Written task
Leave the pictures out and print every record below exactly as it stands.

Data for the task
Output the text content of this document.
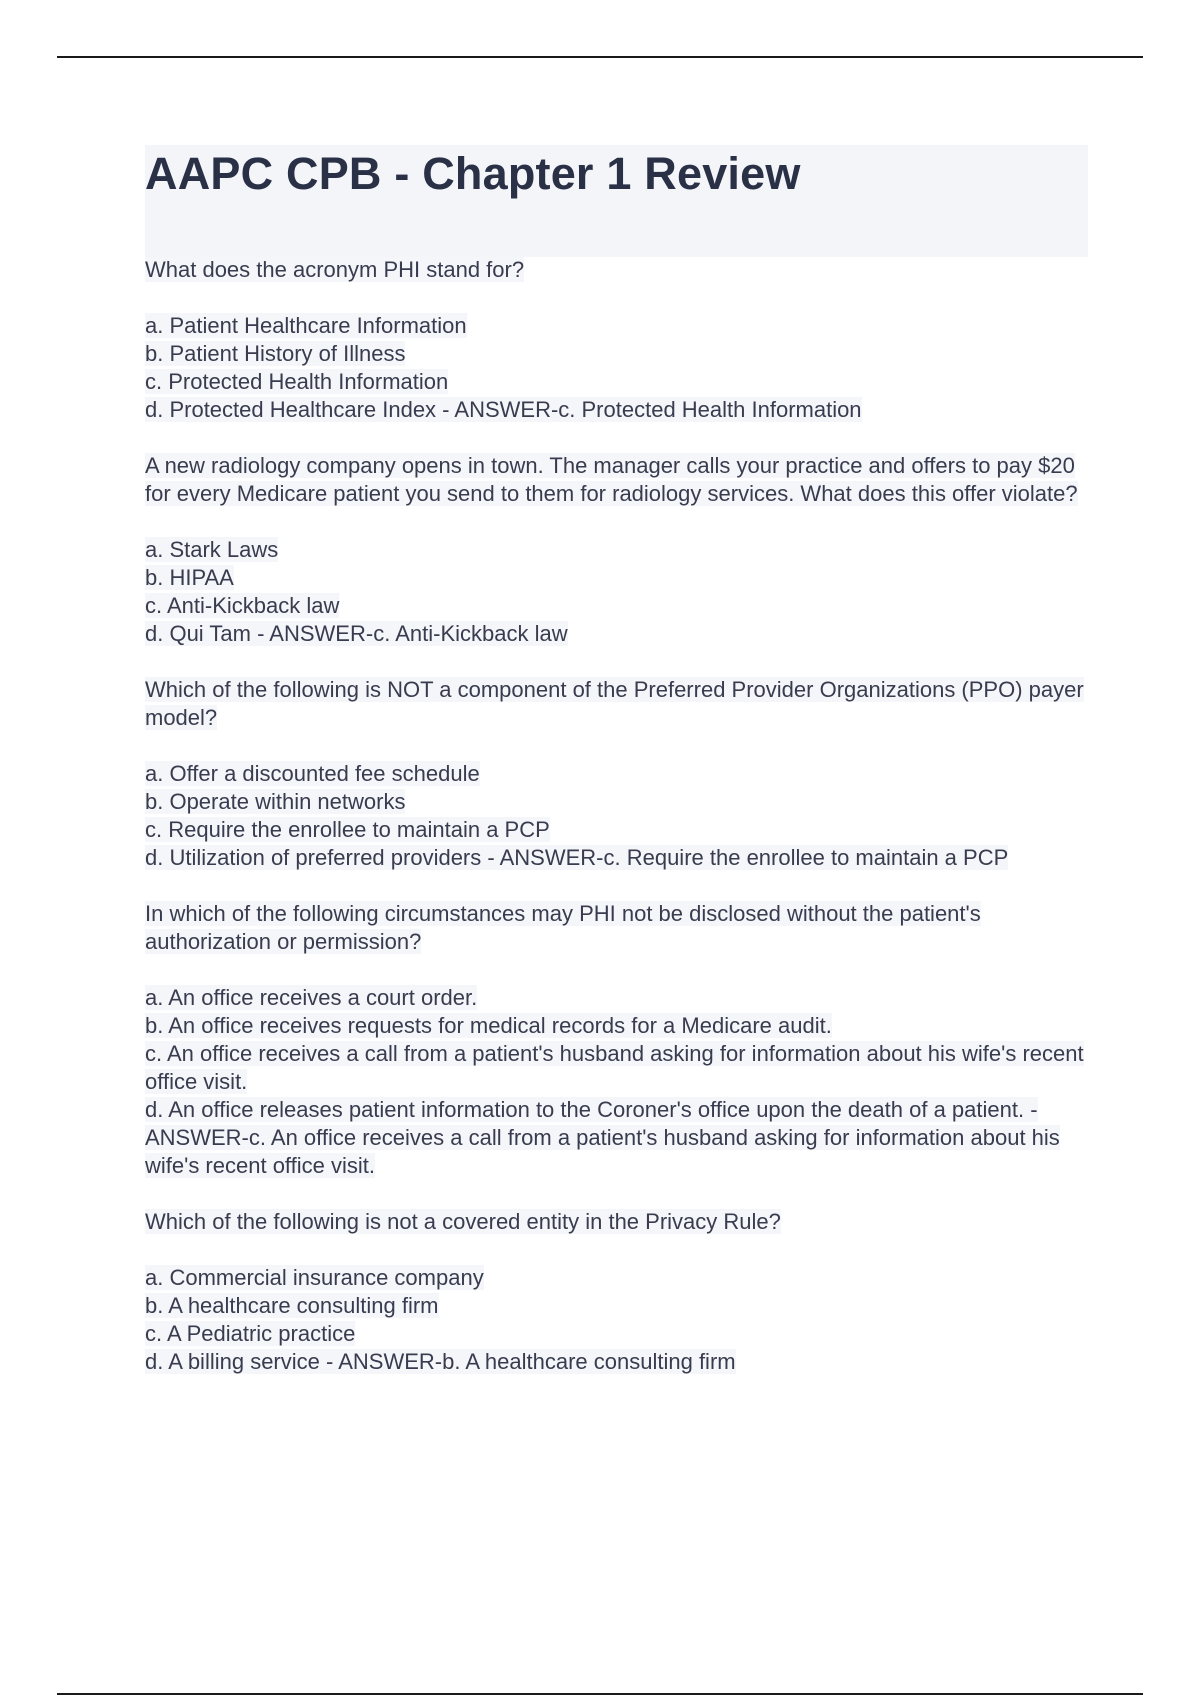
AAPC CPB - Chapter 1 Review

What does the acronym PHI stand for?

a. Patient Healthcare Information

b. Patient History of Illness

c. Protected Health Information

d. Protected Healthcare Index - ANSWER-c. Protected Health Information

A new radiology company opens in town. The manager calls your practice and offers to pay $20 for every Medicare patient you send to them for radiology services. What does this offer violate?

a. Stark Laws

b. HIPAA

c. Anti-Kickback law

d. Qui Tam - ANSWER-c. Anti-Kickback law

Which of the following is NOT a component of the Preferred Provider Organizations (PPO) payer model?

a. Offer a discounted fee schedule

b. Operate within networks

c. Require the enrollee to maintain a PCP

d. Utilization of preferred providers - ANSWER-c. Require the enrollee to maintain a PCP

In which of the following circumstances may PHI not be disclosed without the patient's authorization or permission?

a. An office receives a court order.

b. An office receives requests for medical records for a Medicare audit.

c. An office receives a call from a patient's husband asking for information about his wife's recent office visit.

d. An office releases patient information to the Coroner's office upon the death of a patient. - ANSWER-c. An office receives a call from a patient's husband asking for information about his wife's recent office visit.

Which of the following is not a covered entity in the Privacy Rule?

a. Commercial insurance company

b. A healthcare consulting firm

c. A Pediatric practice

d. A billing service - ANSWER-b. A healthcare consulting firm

Result of this exercise
Output the text content of this document.
AAPC CPB - Chapter 1 Review

What does the acronym PHI stand for?

a. Patient Healthcare Information

b. Patient History of Illness

c. Protected Health Information

d. Protected Healthcare Index - ANSWER-c. Protected Health Information

A new radiology company opens in town. The manager calls your practice and offers to pay $20 for every Medicare patient you send to them for radiology services. What does this offer violate?

a. Stark Laws

b. HIPAA

c. Anti-Kickback law

d. Qui Tam - ANSWER-c. Anti-Kickback law

Which of the following is NOT a component of the Preferred Provider Organizations (PPO) payer model?

a. Offer a discounted fee schedule

b. Operate within networks

c. Require the enrollee to maintain a PCP

d. Utilization of preferred providers - ANSWER-c. Require the enrollee to maintain a PCP

In which of the following circumstances may PHI not be disclosed without the patient's authorization or permission?

a. An office receives a court order.

b. An office receives requests for medical records for a Medicare audit.

c. An office receives a call from a patient's husband asking for information about his wife's recent office visit.

d. An office releases patient information to the Coroner's office upon the death of a patient. - ANSWER-c. An office receives a call from a patient's husband asking for information about his wife's recent office visit.

Which of the following is not a covered entity in the Privacy Rule?

a. Commercial insurance company

b. A healthcare consulting firm

c. A Pediatric practice

d. A billing service - ANSWER-b. A healthcare consulting firm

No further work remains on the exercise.